## START Entries shown

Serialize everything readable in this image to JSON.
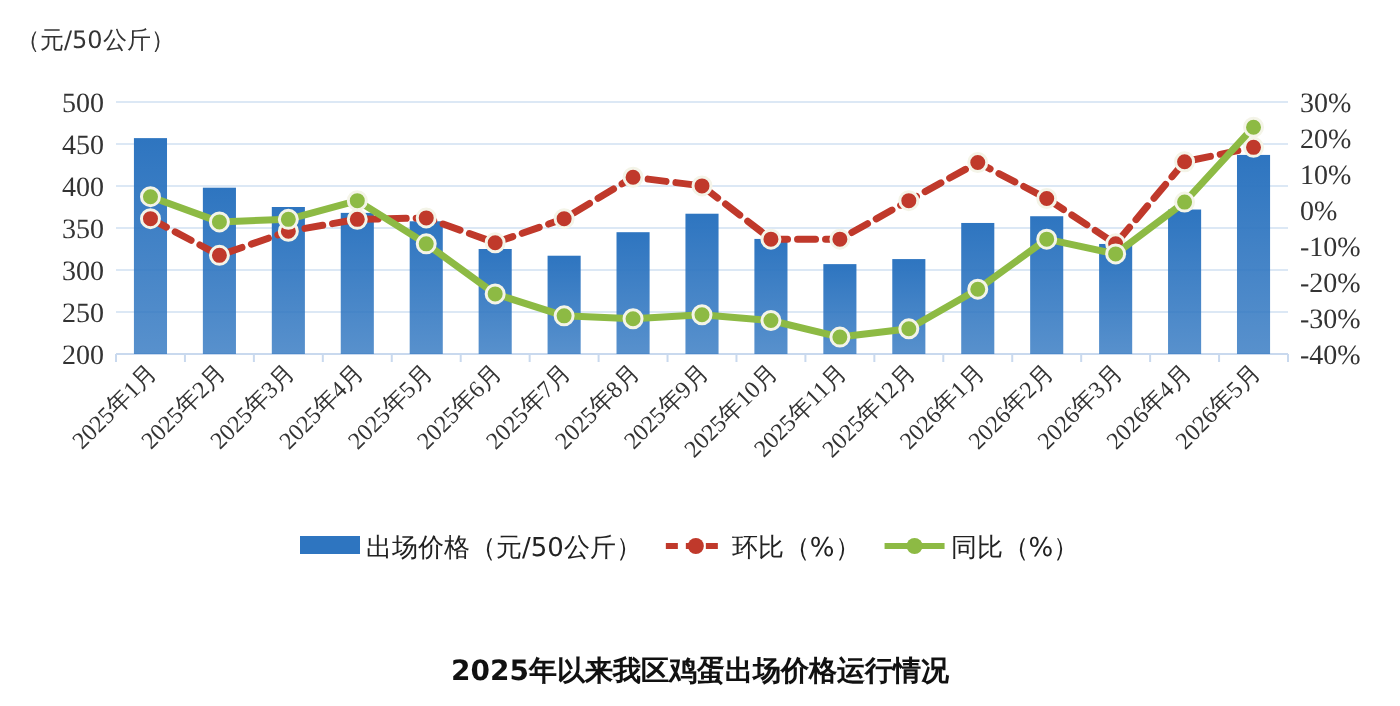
{
  "chart_data": {
    "type": "bar",
    "title": "2025年以来我区鸡蛋出场价格运行情况",
    "ylabel": "（元/50公斤）",
    "categories": [
      "2025年1月",
      "2025年2月",
      "2025年3月",
      "2025年4月",
      "2025年5月",
      "2025年6月",
      "2025年7月",
      "2025年8月",
      "2025年9月",
      "2025年10月",
      "2025年11月",
      "2025年12月",
      "2026年1月",
      "2026年2月",
      "2026年3月",
      "2026年4月",
      "2026年5月"
    ],
    "series": [
      {
        "name": "出场价格（元/50公斤）",
        "color": "#2e75c0",
        "values": [
          457,
          398,
          375,
          368,
          358,
          325,
          317,
          345,
          367,
          337,
          307,
          313,
          356,
          364,
          331,
          372,
          437
        ]
      },
      {
        "name": "环比（%）",
        "type": "line",
        "axis": "y2",
        "color": "#c0392b",
        "line_style": "dashed",
        "marker": "circle",
        "values": [
          -2.4,
          -12.6,
          -5.9,
          -2.6,
          -2.2,
          -9.1,
          -2.4,
          9.1,
          6.7,
          -8.1,
          -8.1,
          2.6,
          13.2,
          3.2,
          -9.4,
          13.4,
          17.4
        ]
      },
      {
        "name": "同比（%）",
        "type": "line",
        "axis": "y2",
        "color": "#8dba44",
        "line_style": "solid",
        "marker": "circle",
        "values": [
          3.7,
          -3.3,
          -2.6,
          2.6,
          -9.4,
          -23.3,
          -29.4,
          -30.2,
          -29.1,
          -30.7,
          -35.3,
          -33,
          -22,
          -8.1,
          -12.2,
          2.2,
          23
        ]
      }
    ],
    "ylim": [
      200,
      500
    ],
    "yticks": [
      200,
      250,
      300,
      350,
      400,
      450,
      500
    ],
    "y2lim": [
      -40,
      30
    ],
    "y2ticks": [
      {
        "value": -40,
        "label": "-40%"
      },
      {
        "value": -30,
        "label": "-30%"
      },
      {
        "value": -20,
        "label": "-20%"
      },
      {
        "value": -10,
        "label": "-10%"
      },
      {
        "value": 0,
        "label": "0%"
      },
      {
        "value": 10,
        "label": "10%"
      },
      {
        "value": 20,
        "label": "20%"
      },
      {
        "value": 30,
        "label": "30%"
      }
    ],
    "grid": "y",
    "legend": "bottom"
  }
}
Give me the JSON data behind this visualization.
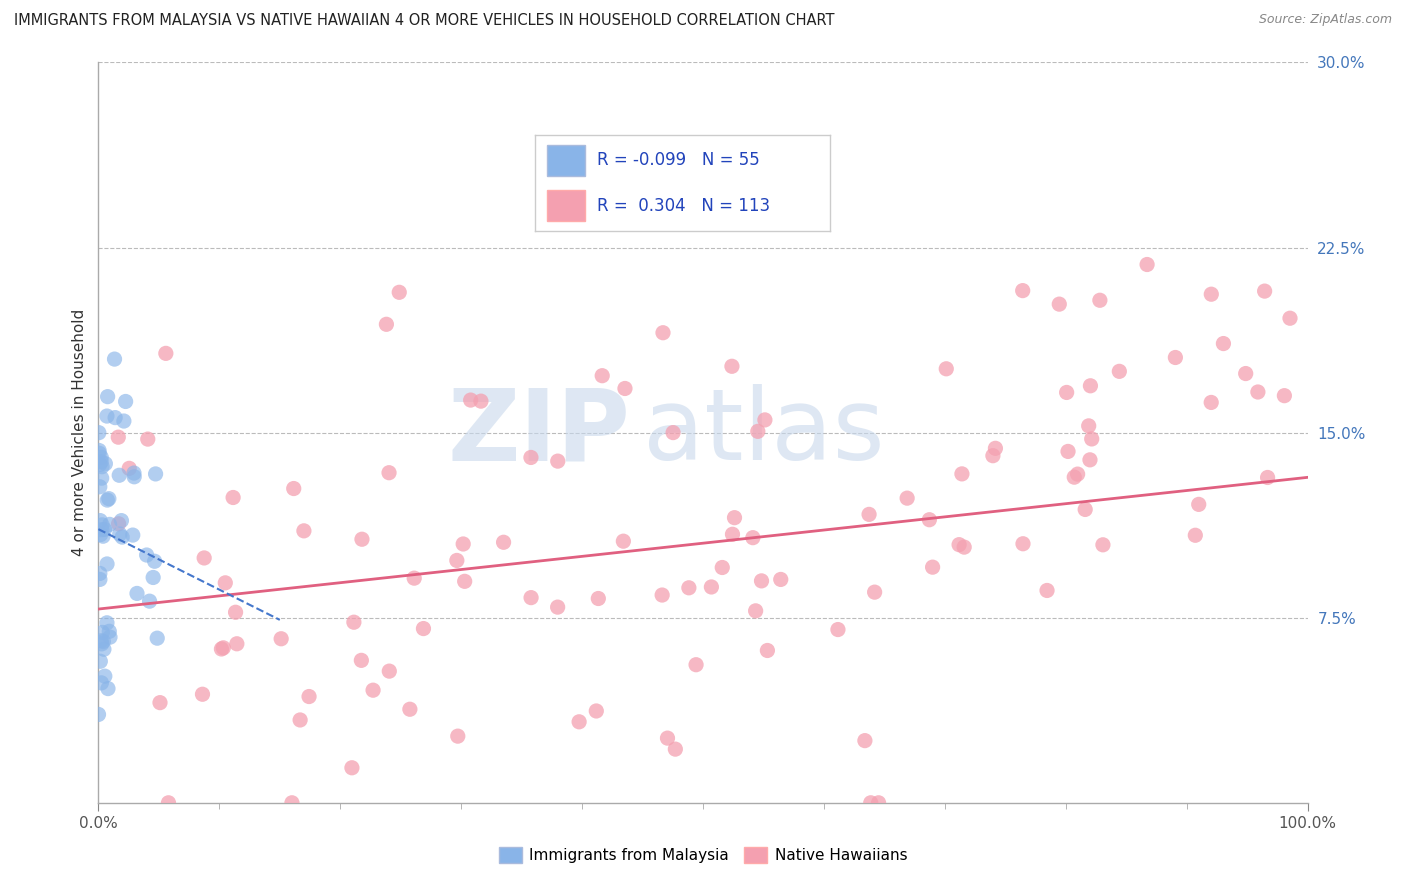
{
  "title": "IMMIGRANTS FROM MALAYSIA VS NATIVE HAWAIIAN 4 OR MORE VEHICLES IN HOUSEHOLD CORRELATION CHART",
  "source": "Source: ZipAtlas.com",
  "ylabel": "4 or more Vehicles in Household",
  "xlim": [
    0,
    100
  ],
  "ylim": [
    0,
    30
  ],
  "blue_R": -0.099,
  "blue_N": 55,
  "pink_R": 0.304,
  "pink_N": 113,
  "blue_color": "#89B4E8",
  "pink_color": "#F4A0B0",
  "blue_edge_color": "#89B4E8",
  "pink_edge_color": "#F4A0B0",
  "blue_line_color": "#4477CC",
  "pink_line_color": "#E06080",
  "watermark_color": "#C8D8EC",
  "ytick_color": "#4477BB",
  "legend_label_blue": "Immigrants from Malaysia",
  "legend_label_pink": "Native Hawaiians",
  "blue_seed": 42,
  "pink_seed": 99
}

## END Entries shown

*Required work:* Your task is to repeat exactly the lines from the one containing "Give me the" through the end of the material, both included, and only those, without pictures.

*Correct response:*
Give me the JSON data behind this visualization.
{
  "title": "IMMIGRANTS FROM MALAYSIA VS NATIVE HAWAIIAN 4 OR MORE VEHICLES IN HOUSEHOLD CORRELATION CHART",
  "source": "Source: ZipAtlas.com",
  "ylabel": "4 or more Vehicles in Household",
  "xlim": [
    0,
    100
  ],
  "ylim": [
    0,
    30
  ],
  "blue_R": -0.099,
  "blue_N": 55,
  "pink_R": 0.304,
  "pink_N": 113,
  "blue_color": "#89B4E8",
  "pink_color": "#F4A0B0",
  "blue_edge_color": "#89B4E8",
  "pink_edge_color": "#F4A0B0",
  "blue_line_color": "#4477CC",
  "pink_line_color": "#E06080",
  "watermark_color": "#C8D8EC",
  "ytick_color": "#4477BB",
  "legend_label_blue": "Immigrants from Malaysia",
  "legend_label_pink": "Native Hawaiians",
  "blue_seed": 42,
  "pink_seed": 99
}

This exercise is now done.